EN QUÉ CONSISTE: Reproduce sin cambios las líneas de los registros que van desde la que contiene "Patent image size: (1052, 850)." hasta la que contiene "The laser beam L is at (427, 468).", ambas incluidas.

REGISTROS MOSTRADOS:
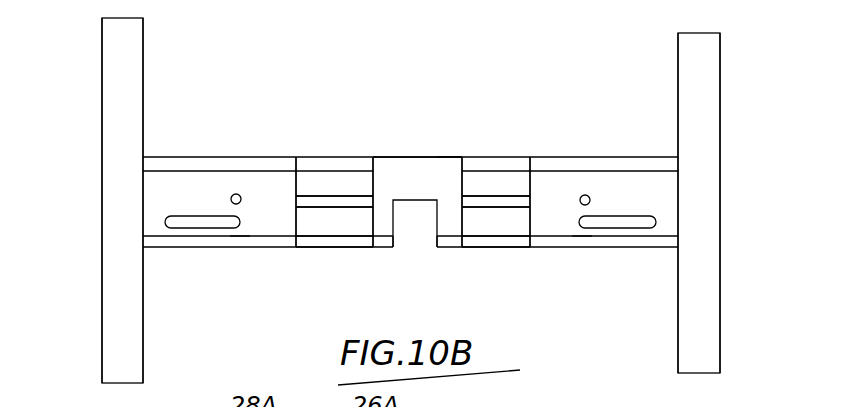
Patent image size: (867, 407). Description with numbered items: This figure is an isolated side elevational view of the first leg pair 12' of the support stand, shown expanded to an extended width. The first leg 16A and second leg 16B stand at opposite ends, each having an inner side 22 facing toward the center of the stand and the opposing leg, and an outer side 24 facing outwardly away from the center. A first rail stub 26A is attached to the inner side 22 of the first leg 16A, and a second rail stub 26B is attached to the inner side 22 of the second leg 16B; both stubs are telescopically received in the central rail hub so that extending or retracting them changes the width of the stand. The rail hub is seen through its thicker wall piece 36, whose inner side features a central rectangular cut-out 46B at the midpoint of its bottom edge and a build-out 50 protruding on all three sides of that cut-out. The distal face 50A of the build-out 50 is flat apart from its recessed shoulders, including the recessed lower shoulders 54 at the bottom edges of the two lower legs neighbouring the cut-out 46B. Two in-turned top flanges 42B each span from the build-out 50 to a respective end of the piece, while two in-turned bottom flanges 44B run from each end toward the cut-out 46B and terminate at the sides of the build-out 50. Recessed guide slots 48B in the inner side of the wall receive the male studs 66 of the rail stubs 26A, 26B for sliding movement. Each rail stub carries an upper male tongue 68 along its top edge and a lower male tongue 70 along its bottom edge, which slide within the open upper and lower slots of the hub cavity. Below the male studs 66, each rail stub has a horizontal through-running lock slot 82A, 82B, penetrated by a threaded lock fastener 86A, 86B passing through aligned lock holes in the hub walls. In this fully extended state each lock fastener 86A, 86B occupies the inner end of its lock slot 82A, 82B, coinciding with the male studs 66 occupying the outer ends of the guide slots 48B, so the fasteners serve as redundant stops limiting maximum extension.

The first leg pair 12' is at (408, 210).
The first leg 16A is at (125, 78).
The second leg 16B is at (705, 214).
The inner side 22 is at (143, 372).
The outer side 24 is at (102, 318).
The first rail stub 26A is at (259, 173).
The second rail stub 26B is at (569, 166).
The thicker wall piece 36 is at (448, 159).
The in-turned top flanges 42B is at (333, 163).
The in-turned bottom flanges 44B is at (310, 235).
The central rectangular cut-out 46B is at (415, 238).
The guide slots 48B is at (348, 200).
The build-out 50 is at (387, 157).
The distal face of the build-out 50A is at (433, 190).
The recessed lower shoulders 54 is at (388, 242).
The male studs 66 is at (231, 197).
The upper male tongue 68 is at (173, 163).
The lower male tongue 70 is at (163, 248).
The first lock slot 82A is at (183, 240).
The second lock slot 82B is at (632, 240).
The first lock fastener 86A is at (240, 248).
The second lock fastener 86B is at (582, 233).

==

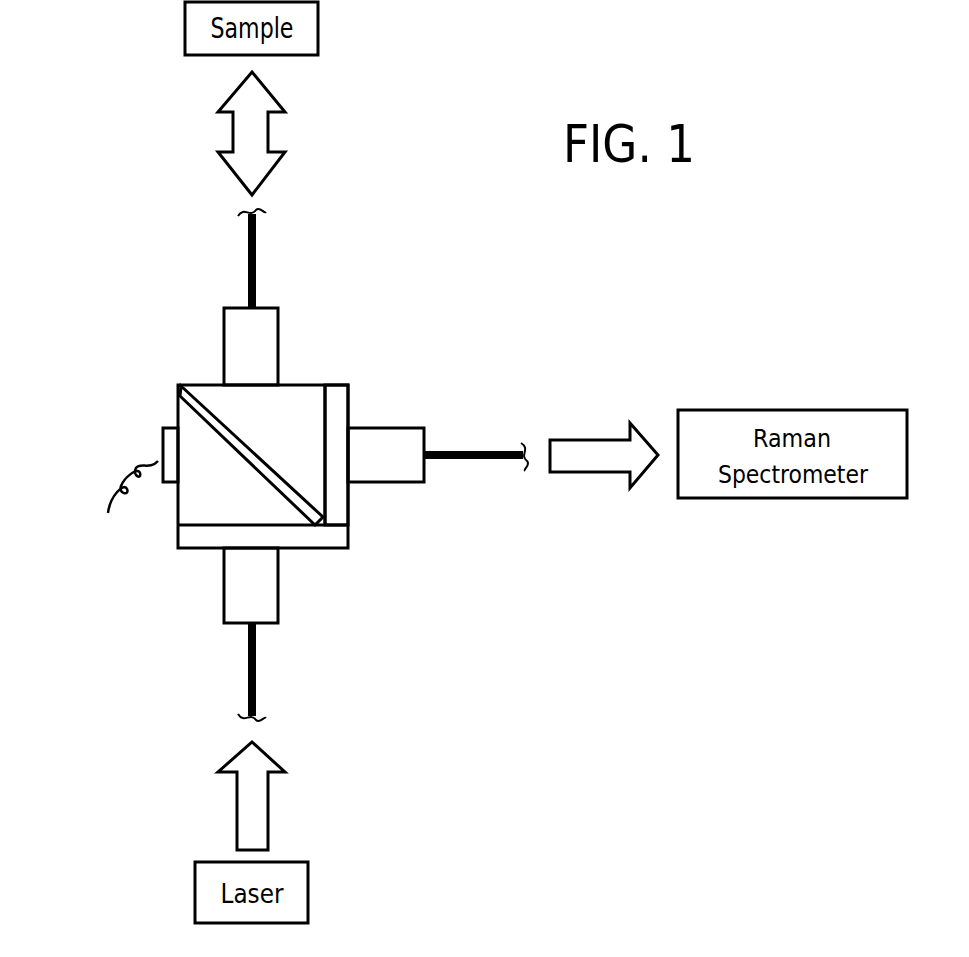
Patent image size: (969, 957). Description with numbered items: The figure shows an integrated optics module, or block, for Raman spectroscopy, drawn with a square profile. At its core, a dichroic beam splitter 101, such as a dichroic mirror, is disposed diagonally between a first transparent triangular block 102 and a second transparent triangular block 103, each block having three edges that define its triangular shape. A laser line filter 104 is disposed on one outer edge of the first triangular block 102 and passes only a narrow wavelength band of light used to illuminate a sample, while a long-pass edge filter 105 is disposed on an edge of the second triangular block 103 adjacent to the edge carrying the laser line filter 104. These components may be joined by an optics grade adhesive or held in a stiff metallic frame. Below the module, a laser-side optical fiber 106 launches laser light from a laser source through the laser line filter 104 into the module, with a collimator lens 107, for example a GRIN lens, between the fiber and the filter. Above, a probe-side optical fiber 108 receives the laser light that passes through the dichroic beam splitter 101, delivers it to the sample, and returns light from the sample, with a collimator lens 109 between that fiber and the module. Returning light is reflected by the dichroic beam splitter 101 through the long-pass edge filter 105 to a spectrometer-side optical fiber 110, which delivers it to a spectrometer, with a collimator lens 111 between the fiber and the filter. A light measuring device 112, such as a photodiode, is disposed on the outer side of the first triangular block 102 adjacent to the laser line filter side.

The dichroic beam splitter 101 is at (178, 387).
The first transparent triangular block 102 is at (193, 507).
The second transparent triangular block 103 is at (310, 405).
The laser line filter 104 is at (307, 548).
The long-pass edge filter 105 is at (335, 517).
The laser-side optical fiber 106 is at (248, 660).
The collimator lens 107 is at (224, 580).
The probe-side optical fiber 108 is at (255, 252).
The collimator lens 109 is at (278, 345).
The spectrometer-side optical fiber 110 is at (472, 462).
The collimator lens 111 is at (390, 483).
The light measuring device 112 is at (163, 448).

--

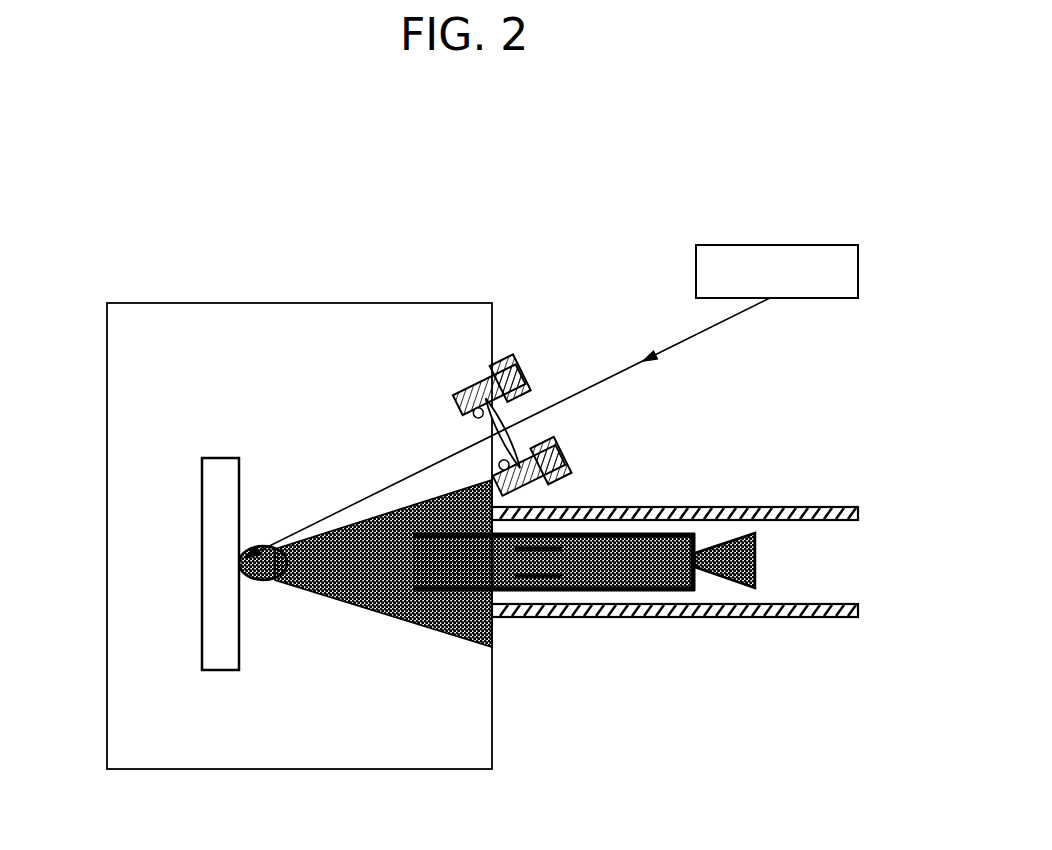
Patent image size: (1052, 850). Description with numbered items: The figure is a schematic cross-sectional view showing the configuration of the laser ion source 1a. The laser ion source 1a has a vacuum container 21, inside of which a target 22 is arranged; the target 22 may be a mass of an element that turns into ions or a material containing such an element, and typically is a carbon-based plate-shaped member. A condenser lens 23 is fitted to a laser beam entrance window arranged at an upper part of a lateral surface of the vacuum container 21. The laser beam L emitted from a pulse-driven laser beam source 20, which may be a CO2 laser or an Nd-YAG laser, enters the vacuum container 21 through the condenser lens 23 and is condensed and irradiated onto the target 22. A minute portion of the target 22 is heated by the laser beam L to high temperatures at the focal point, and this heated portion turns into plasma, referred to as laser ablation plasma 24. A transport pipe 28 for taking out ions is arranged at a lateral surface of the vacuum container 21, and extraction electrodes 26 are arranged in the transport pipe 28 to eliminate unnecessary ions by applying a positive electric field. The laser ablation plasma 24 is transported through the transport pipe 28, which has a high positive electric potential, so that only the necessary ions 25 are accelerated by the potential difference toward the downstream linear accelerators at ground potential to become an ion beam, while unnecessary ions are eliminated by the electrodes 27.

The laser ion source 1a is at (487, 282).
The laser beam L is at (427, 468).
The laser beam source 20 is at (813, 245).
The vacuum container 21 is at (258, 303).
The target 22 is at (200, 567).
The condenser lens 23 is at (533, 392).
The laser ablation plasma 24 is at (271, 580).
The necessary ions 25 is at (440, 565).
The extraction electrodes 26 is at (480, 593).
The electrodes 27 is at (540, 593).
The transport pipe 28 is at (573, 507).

RESPUESTA ESPERADA:
Patent image size: (1052, 850). Description with numbered items: The figure is a schematic cross-sectional view showing the configuration of the laser ion source 1a. The laser ion source 1a has a vacuum container 21, inside of which a target 22 is arranged; the target 22 may be a mass of an element that turns into ions or a material containing such an element, and typically is a carbon-based plate-shaped member. A condenser lens 23 is fitted to a laser beam entrance window arranged at an upper part of a lateral surface of the vacuum container 21. The laser beam L emitted from a pulse-driven laser beam source 20, which may be a CO2 laser or an Nd-YAG laser, enters the vacuum container 21 through the condenser lens 23 and is condensed and irradiated onto the target 22. A minute portion of the target 22 is heated by the laser beam L to high temperatures at the focal point, and this heated portion turns into plasma, referred to as laser ablation plasma 24. A transport pipe 28 for taking out ions is arranged at a lateral surface of the vacuum container 21, and extraction electrodes 26 are arranged in the transport pipe 28 to eliminate unnecessary ions by applying a positive electric field. The laser ablation plasma 24 is transported through the transport pipe 28, which has a high positive electric potential, so that only the necessary ions 25 are accelerated by the potential difference toward the downstream linear accelerators at ground potential to become an ion beam, while unnecessary ions are eliminated by the electrodes 27.

The laser ion source 1a is at (487, 282).
The laser beam L is at (427, 468).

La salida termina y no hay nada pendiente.